Dataset rows
-*-

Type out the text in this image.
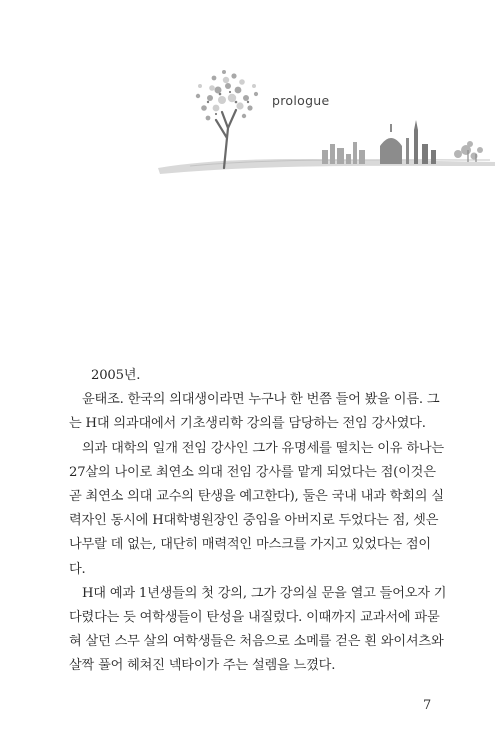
prologue
2005년.
윤태조. 한국의 의대생이라면 누구나 한 번쯤 들어 봤을 이름. 그
는 H대 의과대에서 기초생리학 강의를 담당하는 전임 강사였다.
의과 대학의 일개 전임 강사인 그가 유명세를 떨치는 이유 하나는
27살의 나이로 최연소 의대 전임 강사를 맡게 되었다는 점(이것은
곧 최연소 의대 교수의 탄생을 예고한다), 둘은 국내 내과 학회의 실
력자인 동시에 H대학병원장인 중임을 아버지로 두었다는 점, 셋은
나무랄 데 없는, 대단히 매력적인 마스크를 가지고 있었다는 점이
다.
H대 예과 1년생들의 첫 강의, 그가 강의실 문을 열고 들어오자 기
다렸다는 듯 여학생들이 탄성을 내질렀다. 이때까지 교과서에 파묻
혀 살던 스무 살의 여학생들은 처음으로 소메를 걷은 흰 와이셔츠와
살짝 풀어 헤쳐진 넥타이가 주는 설렘을 느꼈다.
7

-*-

Transcribe every record above exactly, leaving out the pictures.

> _FULL ANSWER_
Type out the text in this image.
prologue
2005년.
윤태조. 한국의 의대생이라면 누구나 한 번쯤 들어 봤을 이름. 그
는 H대 의과대에서 기초생리학 강의를 담당하는 전임 강사였다.
의과 대학의 일개 전임 강사인 그가 유명세를 떨치는 이유 하나는
27살의 나이로 최연소 의대 전임 강사를 맡게 되었다는 점(이것은
곧 최연소 의대 교수의 탄생을 예고한다), 둘은 국내 내과 학회의 실
력자인 동시에 H대학병원장인 중임을 아버지로 두었다는 점, 셋은
나무랄 데 없는, 대단히 매력적인 마스크를 가지고 있었다는 점이
다.
H대 예과 1년생들의 첫 강의, 그가 강의실 문을 열고 들어오자 기
다렸다는 듯 여학생들이 탄성을 내질렀다. 이때까지 교과서에 파묻
혀 살던 스무 살의 여학생들은 처음으로 소메를 걷은 흰 와이셔츠와
살짝 풀어 헤쳐진 넥타이가 주는 설렘을 느꼈다.
7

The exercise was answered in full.